EXTRACTED DATA =
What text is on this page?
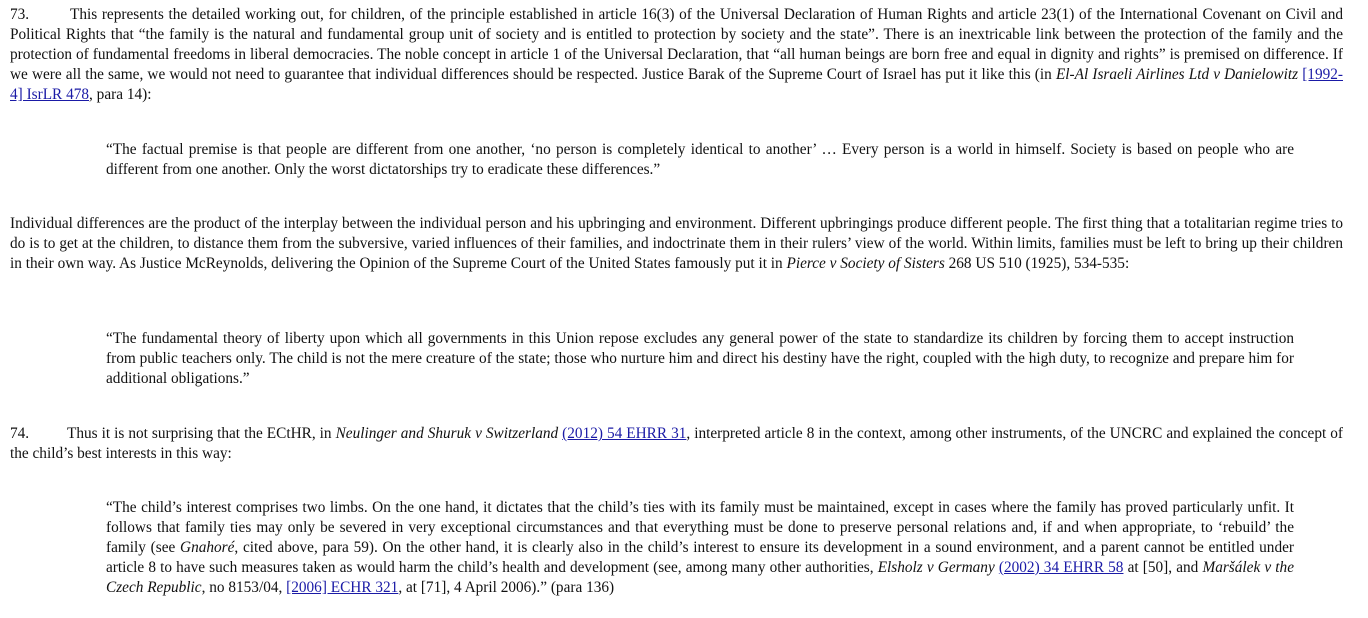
73.	This represents the detailed working out, for children, of the principle established in article 16(3) of the Universal Declaration of Human Rights and article 23(1) of the International Covenant on Civil and Political Rights that “the family is the natural and fundamental group unit of society and is entitled to protection by society and the state”. There is an inextricable link between the protection of the family and the protection of fundamental freedoms in liberal democracies. The noble concept in article 1 of the Universal Declaration, that “all human beings are born free and equal in dignity and rights” is premised on difference. If we were all the same, we would not need to guarantee that individual differences should be respected. Justice Barak of the Supreme Court of Israel has put it like this (in El-Al Israeli Airlines Ltd v Danielowitz [1992-4] IsrLR 478, para 14):

“The factual premise is that people are different from one another, ‘no person is completely identical to another’ … Every person is a world in himself. Society is based on people who are different from one another. Only the worst dictatorships try to eradicate these differences.”

Individual differences are the product of the interplay between the individual person and his upbringing and environment. Different upbringings produce different people. The first thing that a totalitarian regime tries to do is to get at the children, to distance them from the subversive, varied influences of their families, and indoctrinate them in their rulers’ view of the world. Within limits, families must be left to bring up their children in their own way. As Justice McReynolds, delivering the Opinion of the Supreme Court of the United States famously put it in Pierce v Society of Sisters 268 US 510 (1925), 534-535:

“The fundamental theory of liberty upon which all governments in this Union repose excludes any general power of the state to standardize its children by forcing them to accept instruction from public teachers only. The child is not the mere creature of the state; those who nurture him and direct his destiny have the right, coupled with the high duty, to recognize and prepare him for additional obligations.”

74. Thus it is not surprising that the ECtHR, in Neulinger and Shuruk v Switzerland (2012) 54 EHRR 31, interpreted article 8 in the context, among other instruments, of the UNCRC and explained the concept of the child’s best interests in this way:

“The child’s interest comprises two limbs. On the one hand, it dictates that the child’s ties with its family must be maintained, except in cases where the family has proved particularly unfit. It follows that family ties may only be severed in very exceptional circumstances and that everything must be done to preserve personal relations and, if and when appropriate, to ‘rebuild’ the family (see Gnahoré, cited above, para 59). On the other hand, it is clearly also in the child’s interest to ensure its development in a sound environment, and a parent cannot be entitled under article 8 to have such measures taken as would harm the child’s health and development (see, among many other authorities, Elsholz v Germany (2002) 34 EHRR 58 at [50], and Maršálek v the Czech Republic, no 8153/04, [2006] ECHR 321, at [71], 4 April 2006).” (para 136)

WHAT IS NEEDED = Write out the material above once more, exactly as it reads, with no pictures.

EXPECTED ANSWER =
What text is on this page?
73.	This represents the detailed working out, for children, of the principle established in article 16(3) of the Universal Declaration of Human Rights and article 23(1) of the International Covenant on Civil and Political Rights that “the family is the natural and fundamental group unit of society and is entitled to protection by society and the state”. There is an inextricable link between the protection of the family and the protection of fundamental freedoms in liberal democracies. The noble concept in article 1 of the Universal Declaration, that “all human beings are born free and equal in dignity and rights” is premised on difference. If we were all the same, we would not need to guarantee that individual differences should be respected. Justice Barak of the Supreme Court of Israel has put it like this (in El-Al Israeli Airlines Ltd v Danielowitz [1992-4] IsrLR 478, para 14):

“The factual premise is that people are different from one another, ‘no person is completely identical to another’ … Every person is a world in himself. Society is based on people who are different from one another. Only the worst dictatorships try to eradicate these differences.”

Individual differences are the product of the interplay between the individual person and his upbringing and environment. Different upbringings produce different people. The first thing that a totalitarian regime tries to do is to get at the children, to distance them from the subversive, varied influences of their families, and indoctrinate them in their rulers’ view of the world. Within limits, families must be left to bring up their children in their own way. As Justice McReynolds, delivering the Opinion of the Supreme Court of the United States famously put it in Pierce v Society of Sisters 268 US 510 (1925), 534-535:

“The fundamental theory of liberty upon which all governments in this Union repose excludes any general power of the state to standardize its children by forcing them to accept instruction from public teachers only. The child is not the mere creature of the state; those who nurture him and direct his destiny have the right, coupled with the high duty, to recognize and prepare him for additional obligations.”

74. Thus it is not surprising that the ECtHR, in Neulinger and Shuruk v Switzerland (2012) 54 EHRR 31, interpreted article 8 in the context, among other instruments, of the UNCRC and explained the concept of the child’s best interests in this way:

“The child’s interest comprises two limbs. On the one hand, it dictates that the child’s ties with its family must be maintained, except in cases where the family has proved particularly unfit. It follows that family ties may only be severed in very exceptional circumstances and that everything must be done to preserve personal relations and, if and when appropriate, to ‘rebuild’ the family (see Gnahoré, cited above, para 59). On the other hand, it is clearly also in the child’s interest to ensure its development in a sound environment, and a parent cannot be entitled under article 8 to have such measures taken as would harm the child’s health and development (see, among many other authorities, Elsholz v Germany (2002) 34 EHRR 58 at [50], and Maršálek v the Czech Republic, no 8153/04, [2006] ECHR 321, at [71], 4 April 2006).” (para 136)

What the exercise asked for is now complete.